>> Start
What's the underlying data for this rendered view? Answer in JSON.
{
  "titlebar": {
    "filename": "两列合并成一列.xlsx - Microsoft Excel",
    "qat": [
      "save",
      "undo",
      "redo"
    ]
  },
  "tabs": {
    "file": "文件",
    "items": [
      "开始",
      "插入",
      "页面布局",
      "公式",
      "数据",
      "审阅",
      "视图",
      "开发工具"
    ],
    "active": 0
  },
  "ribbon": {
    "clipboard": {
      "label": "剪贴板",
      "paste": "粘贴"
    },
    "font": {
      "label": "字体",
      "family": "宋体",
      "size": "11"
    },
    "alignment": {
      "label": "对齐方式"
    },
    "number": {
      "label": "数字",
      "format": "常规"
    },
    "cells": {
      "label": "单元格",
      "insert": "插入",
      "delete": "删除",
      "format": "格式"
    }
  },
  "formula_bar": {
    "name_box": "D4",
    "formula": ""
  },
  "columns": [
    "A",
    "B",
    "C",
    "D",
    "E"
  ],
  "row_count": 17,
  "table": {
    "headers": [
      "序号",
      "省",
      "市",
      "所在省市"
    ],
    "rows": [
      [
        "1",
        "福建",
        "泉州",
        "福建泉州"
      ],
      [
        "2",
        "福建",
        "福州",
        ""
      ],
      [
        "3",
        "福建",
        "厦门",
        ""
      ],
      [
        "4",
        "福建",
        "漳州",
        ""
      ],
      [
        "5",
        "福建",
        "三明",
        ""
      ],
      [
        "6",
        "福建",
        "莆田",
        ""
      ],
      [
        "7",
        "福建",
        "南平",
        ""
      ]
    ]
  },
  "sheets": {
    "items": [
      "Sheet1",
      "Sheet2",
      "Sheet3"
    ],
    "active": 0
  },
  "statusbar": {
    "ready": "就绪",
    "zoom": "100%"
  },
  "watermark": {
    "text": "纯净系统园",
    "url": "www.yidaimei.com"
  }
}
>> End
[Prompt]: Type the whole listing again, unaltered.

[The solution]:
What's the underlying data for this rendered view? Answer in JSON.
{
  "titlebar": {
    "filename": "两列合并成一列.xlsx - Microsoft Excel",
    "qat": [
      "save",
      "undo",
      "redo"
    ]
  },
  "tabs": {
    "file": "文件",
    "items": [
      "开始",
      "插入",
      "页面布局",
      "公式",
      "数据",
      "审阅",
      "视图",
      "开发工具"
    ],
    "active": 0
  },
  "ribbon": {
    "clipboard": {
      "label": "剪贴板",
      "paste": "粘贴"
    },
    "font": {
      "label": "字体",
      "family": "宋体",
      "size": "11"
    },
    "alignment": {
      "label": "对齐方式"
    },
    "number": {
      "label": "数字",
      "format": "常规"
    },
    "cells": {
      "label": "单元格",
      "insert": "插入",
      "delete": "删除",
      "format": "格式"
    }
  },
  "formula_bar": {
    "name_box": "D4",
    "formula": ""
  },
  "columns": [
    "A",
    "B",
    "C",
    "D",
    "E"
  ],
  "row_count": 17,
  "table": {
    "headers": [
      "序号",
      "省",
      "市",
      "所在省市"
    ],
    "rows": [
      [
        "1",
        "福建",
        "泉州",
        "福建泉州"
      ],
      [
        "2",
        "福建",
        "福州",
        ""
      ],
      [
        "3",
        "福建",
        "厦门",
        ""
      ],
      [
        "4",
        "福建",
        "漳州",
        ""
      ],
      [
        "5",
        "福建",
        "三明",
        ""
      ],
      [
        "6",
        "福建",
        "莆田",
        ""
      ],
      [
        "7",
        "福建",
        "南平",
        ""
      ]
    ]
  },
  "sheets": {
    "items": [
      "Sheet1",
      "Sheet2",
      "Sheet3"
    ],
    "active": 0
  },
  "statusbar": {
    "ready": "就绪",
    "zoom": "100%"
  },
  "watermark": {
    "text": "纯净系统园",
    "url": "www.yidaimei.com"
  }
}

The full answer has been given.